:: Data supplied
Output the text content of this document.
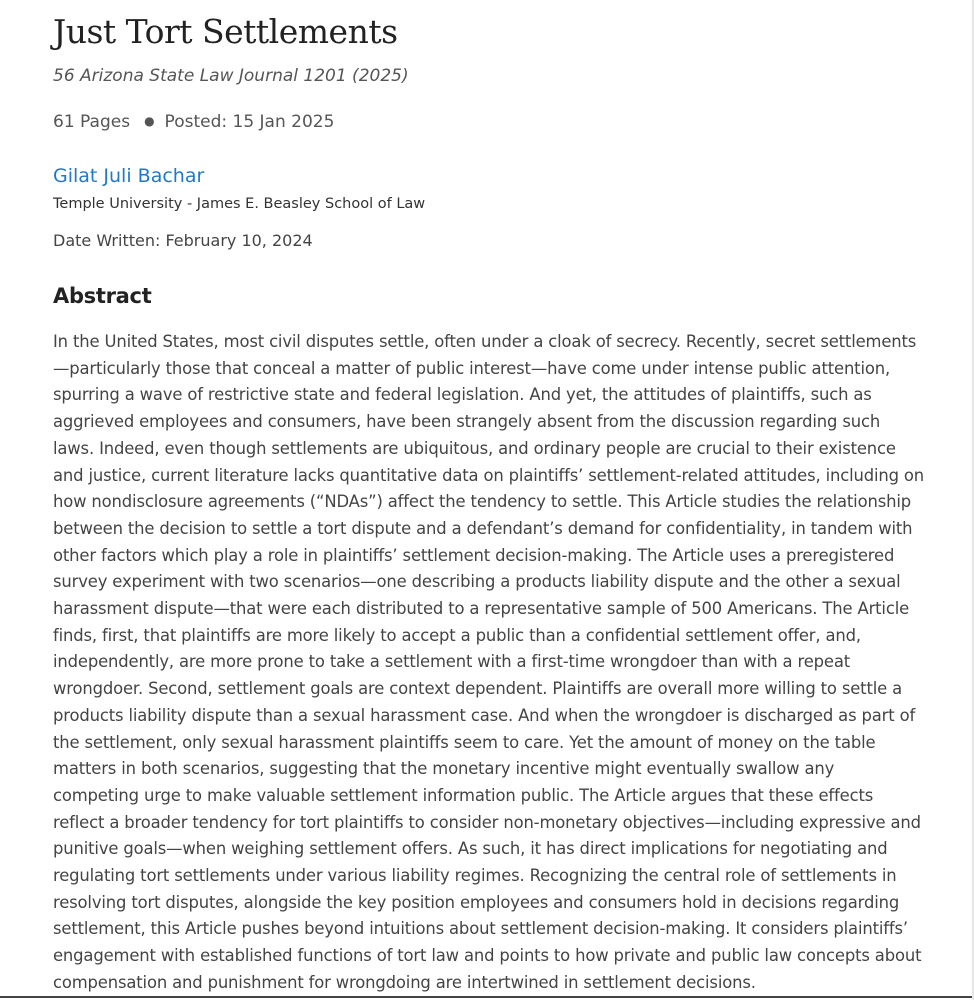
Just Tort Settlements
56 Arizona State Law Journal 1201 (2025)
61 Pages ● Posted: 15 Jan 2025
Gilat Juli Bachar
Temple University - James E. Beasley School of Law
Date Written: February 10, 2024
Abstract

In the United States, most civil disputes settle, often under a cloak of secrecy. Recently, secret settlements—particularly those that conceal a matter of public interest—have come under intense public attention, spurring a wave of restrictive state and federal legislation. And yet, the attitudes of plaintiffs, such as aggrieved employees and consumers, have been strangely absent from the discussion regarding such laws. Indeed, even though settlements are ubiquitous, and ordinary people are crucial to their existence and justice, current literature lacks quantitative data on plaintiffs’ settlement-related attitudes, including on how nondisclosure agreements (“NDAs”) affect the tendency to settle. This Article studies the relationship between the decision to settle a tort dispute and a defendant’s demand for confidentiality, in tandem with other factors which play a role in plaintiffs’ settlement decision-making. The Article uses a preregistered survey experiment with two scenarios—one describing a products liability dispute and the other a sexual harassment dispute—that were each distributed to a representative sample of 500 Americans. The Article finds, first, that plaintiffs are more likely to accept a public than a confidential settlement offer, and, independently, are more prone to take a settlement with a first-time wrongdoer than with a repeat wrongdoer. Second, settlement goals are context dependent. Plaintiffs are overall more willing to settle a products liability dispute than a sexual harassment case. And when the wrongdoer is discharged as part of the settlement, only sexual harassment plaintiffs seem to care. Yet the amount of money on the table matters in both scenarios, suggesting that the monetary incentive might eventually swallow any competing urge to make valuable settlement information public. The Article argues that these effects reflect a broader tendency for tort plaintiffs to consider non-monetary objectives—including expressive and punitive goals—when weighing settlement offers. As such, it has direct implications for negotiating and regulating tort settlements under various liability regimes. Recognizing the central role of settlements in resolving tort disputes, alongside the key position employees and consumers hold in decisions regarding settlement, this Article pushes beyond intuitions about settlement decision-making. It considers plaintiffs’ engagement with established functions of tort law and points to how private and public law concepts about compensation and punishment for wrongdoing are intertwined in settlement decisions.
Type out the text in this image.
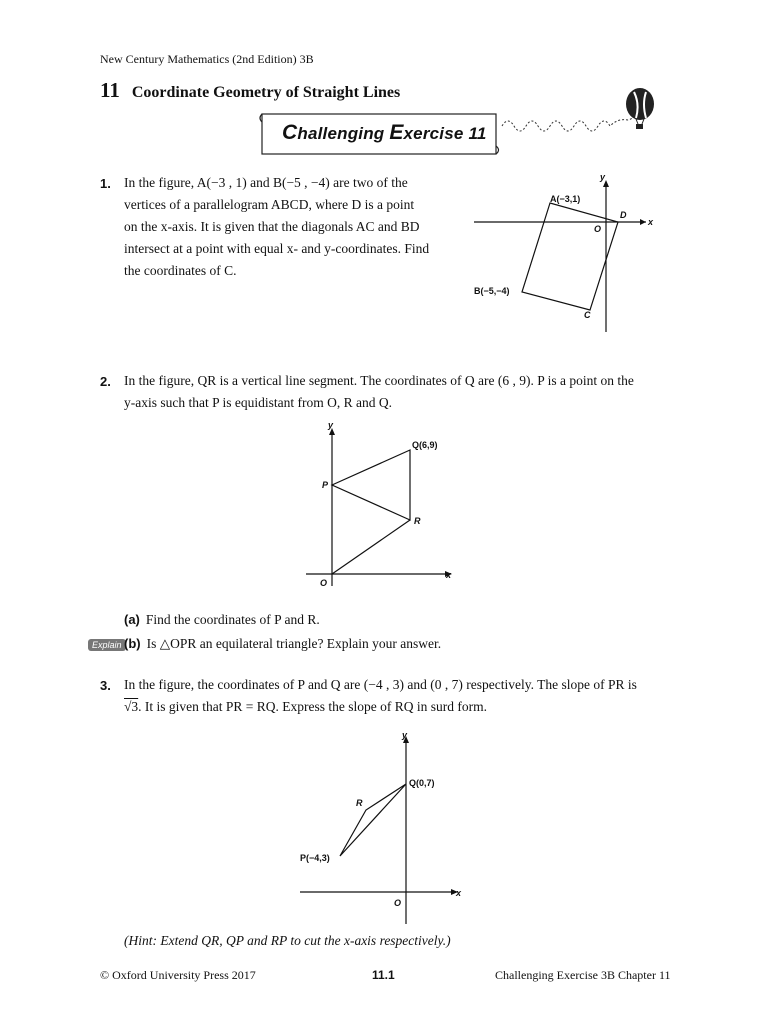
New Century Mathematics (2nd Edition) 3B
11 Coordinate Geometry of Straight Lines
Challenging Exercise 11
1. In the figure, A(−3 , 1) and B(−5 , −4) are two of the
vertices of a parallelogram ABCD, where D is a point
on the x-axis. It is given that the diagonals AC and BD
intersect at a point with equal x- and y-coordinates. Find
the coordinates of C.
A(−3,1)
B(−5,−4)
C
D
O
x
y
2. In the figure, QR is a vertical line segment. The coordinates of Q are (6 , 9). P is a point on the
y-axis such that P is equidistant from O, R and Q.
Q(6,9)
P
R
O
x
y
(a) Find the coordinates of P and R.
Explain (b) Is △OPR an equilateral triangle? Explain your answer.
3. In the figure, the coordinates of P and Q are (−4 , 3) and (0 , 7) respectively. The slope of PR is
√3. It is given that PR = RQ. Express the slope of RQ in surd form.
Q(0,7)
R
P(−4,3)
O
x
y
(Hint: Extend QR, QP and RP to cut the x-axis respectively.)
© Oxford University Press 2017	11.1	Challenging Exercise 3B Chapter 11
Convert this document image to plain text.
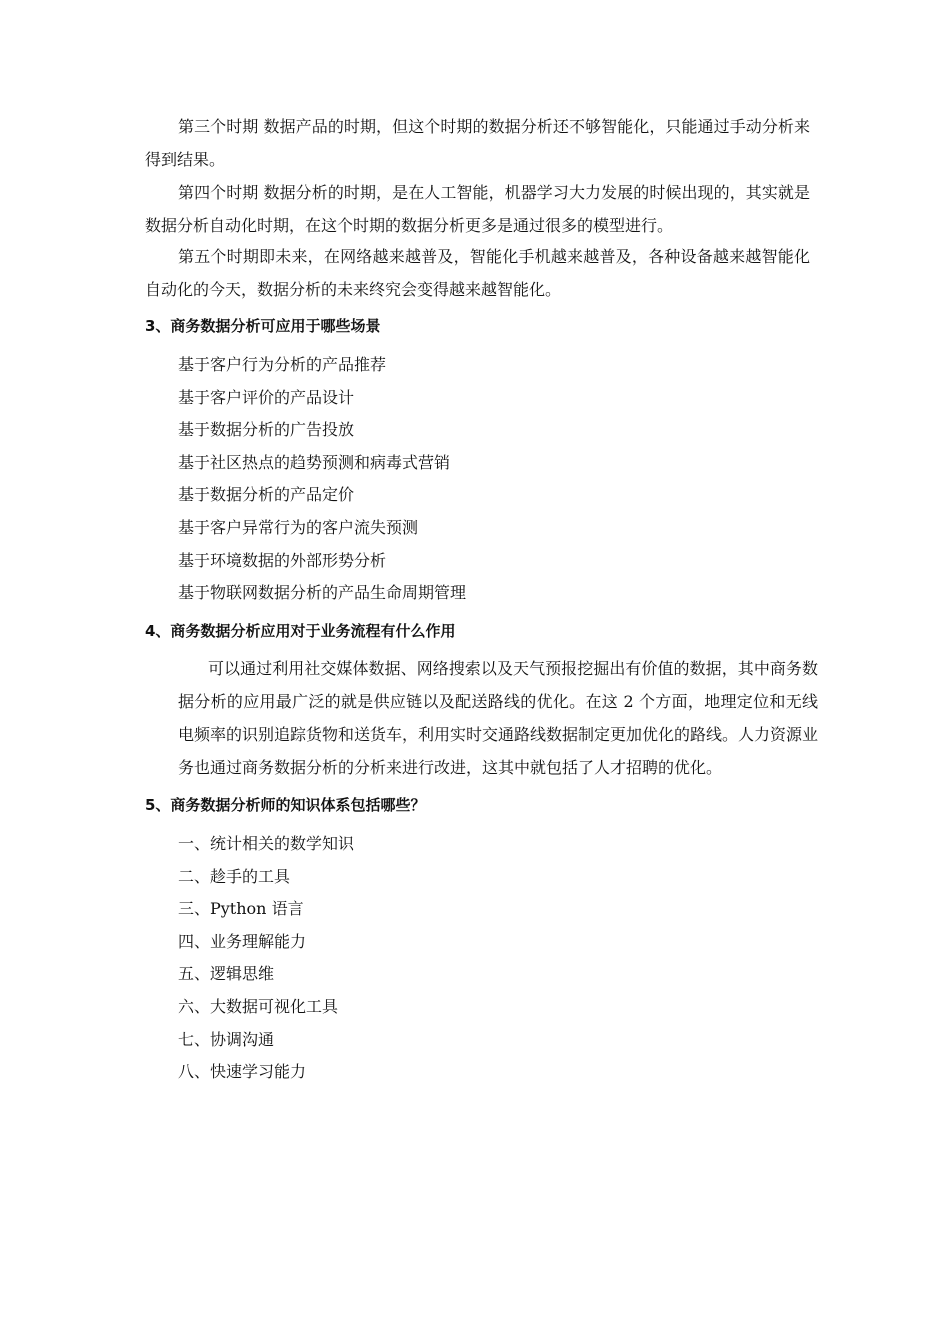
第三个时期 数据产品的时期，但这个时期的数据分析还不够智能化，只能通过手动分析来得到结果。

第四个时期 数据分析的时期，是在人工智能，机器学习大力发展的时候出现的，其实就是数据分析自动化时期，在这个时期的数据分析更多是通过很多的模型进行。

第五个时期即未来，在网络越来越普及，智能化手机越来越普及，各种设备越来越智能化自动化的今天，数据分析的未来终究会变得越来越智能化。

3、商务数据分析可应用于哪些场景
基于客户行为分析的产品推荐
基于客户评价的产品设计
基于数据分析的广告投放
基于社区热点的趋势预测和病毒式营销
基于数据分析的产品定价
基于客户异常行为的客户流失预测
基于环境数据的外部形势分析
基于物联网数据分析的产品生命周期管理
4、商务数据分析应用对于业务流程有什么作用

可以通过利用社交媒体数据、网络搜索以及天气预报挖掘出有价值的数据，其中商务数据分析的应用最广泛的就是供应链以及配送路线的优化。在这 2 个方面，地理定位和无线电频率的识别追踪货物和送货车，利用实时交通路线数据制定更加优化的路线。人力资源业务也通过商务数据分析的分析来进行改进，这其中就包括了人才招聘的优化。

5、商务数据分析师的知识体系包括哪些？
一、统计相关的数学知识
二、趁手的工具
三、Python 语言
四、业务理解能力
五、逻辑思维
六、大数据可视化工具
七、协调沟通
八、快速学习能力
::::
Keep the pictures out of your copy, and repeat every entry above exactly.

Output of the task:
Output the text content of this document.
Just Tort Settlements
56 Arizona State Law Journal 1201 (2025)
61 Pages ● Posted: 15 Jan 2025
Gilat Juli Bachar
Temple University - James E. Beasley School of Law
Date Written: February 10, 2024
Abstract

In the United States, most civil disputes settle, often under a cloak of secrecy. Recently, secret settlements—particularly those that conceal a matter of public interest—have come under intense public attention, spurring a wave of restrictive state and federal legislation. And yet, the attitudes of plaintiffs, such as aggrieved employees and consumers, have been strangely absent from the discussion regarding such laws. Indeed, even though settlements are ubiquitous, and ordinary people are crucial to their existence and justice, current literature lacks quantitative data on plaintiffs’ settlement-related attitudes, including on how nondisclosure agreements (“NDAs”) affect the tendency to settle. This Article studies the relationship between the decision to settle a tort dispute and a defendant’s demand for confidentiality, in tandem with other factors which play a role in plaintiffs’ settlement decision-making. The Article uses a preregistered survey experiment with two scenarios—one describing a products liability dispute and the other a sexual harassment dispute—that were each distributed to a representative sample of 500 Americans. The Article finds, first, that plaintiffs are more likely to accept a public than a confidential settlement offer, and, independently, are more prone to take a settlement with a first-time wrongdoer than with a repeat wrongdoer. Second, settlement goals are context dependent. Plaintiffs are overall more willing to settle a products liability dispute than a sexual harassment case. And when the wrongdoer is discharged as part of the settlement, only sexual harassment plaintiffs seem to care. Yet the amount of money on the table matters in both scenarios, suggesting that the monetary incentive might eventually swallow any competing urge to make valuable settlement information public. The Article argues that these effects reflect a broader tendency for tort plaintiffs to consider non-monetary objectives—including expressive and punitive goals—when weighing settlement offers. As such, it has direct implications for negotiating and regulating tort settlements under various liability regimes. Recognizing the central role of settlements in resolving tort disputes, alongside the key position employees and consumers hold in decisions regarding settlement, this Article pushes beyond intuitions about settlement decision-making. It considers plaintiffs’ engagement with established functions of tort law and points to how private and public law concepts about compensation and punishment for wrongdoing are intertwined in settlement decisions.
Type out the text in this image.
New Century Mathematics (2nd Edition) 3B
11 Coordinate Geometry of Straight Lines
Challenging Exercise 11
1. In the figure, A(−3 , 1) and B(−5 , −4) are two of the
vertices of a parallelogram ABCD, where D is a point
on the x-axis. It is given that the diagonals AC and BD
intersect at a point with equal x- and y-coordinates. Find
the coordinates of C.
A(−3,1)
B(−5,−4)
C
D
O
x
y
2. In the figure, QR is a vertical line segment. The coordinates of Q are (6 , 9). P is a point on the
y-axis such that P is equidistant from O, R and Q.
Q(6,9)
P
R
O
x
y
(a) Find the coordinates of P and R.
Explain (b) Is △OPR an equilateral triangle? Explain your answer.
3. In the figure, the coordinates of P and Q are (−4 , 3) and (0 , 7) respectively. The slope of PR is
√3. It is given that PR = RQ. Express the slope of RQ in surd form.
Q(0,7)
R
P(−4,3)
O
x
y
(Hint: Extend QR, QP and RP to cut the x-axis respectively.)
© Oxford University Press 2017	11.1	Challenging Exercise 3B Chapter 11
Convert this document image to plain text.
第三个时期 数据产品的时期，但这个时期的数据分析还不够智能化，只能通过手动分析来得到结果。

第四个时期 数据分析的时期，是在人工智能，机器学习大力发展的时候出现的，其实就是数据分析自动化时期，在这个时期的数据分析更多是通过很多的模型进行。

第五个时期即未来，在网络越来越普及，智能化手机越来越普及，各种设备越来越智能化自动化的今天，数据分析的未来终究会变得越来越智能化。

3、商务数据分析可应用于哪些场景
基于客户行为分析的产品推荐
基于客户评价的产品设计
基于数据分析的广告投放
基于社区热点的趋势预测和病毒式营销
基于数据分析的产品定价
基于客户异常行为的客户流失预测
基于环境数据的外部形势分析
基于物联网数据分析的产品生命周期管理
4、商务数据分析应用对于业务流程有什么作用

可以通过利用社交媒体数据、网络搜索以及天气预报挖掘出有价值的数据，其中商务数据分析的应用最广泛的就是供应链以及配送路线的优化。在这 2 个方面，地理定位和无线电频率的识别追踪货物和送货车，利用实时交通路线数据制定更加优化的路线。人力资源业务也通过商务数据分析的分析来进行改进，这其中就包括了人才招聘的优化。

5、商务数据分析师的知识体系包括哪些？
一、统计相关的数学知识
二、趁手的工具
三、Python 语言
四、业务理解能力
五、逻辑思维
六、大数据可视化工具
七、协调沟通
八、快速学习能力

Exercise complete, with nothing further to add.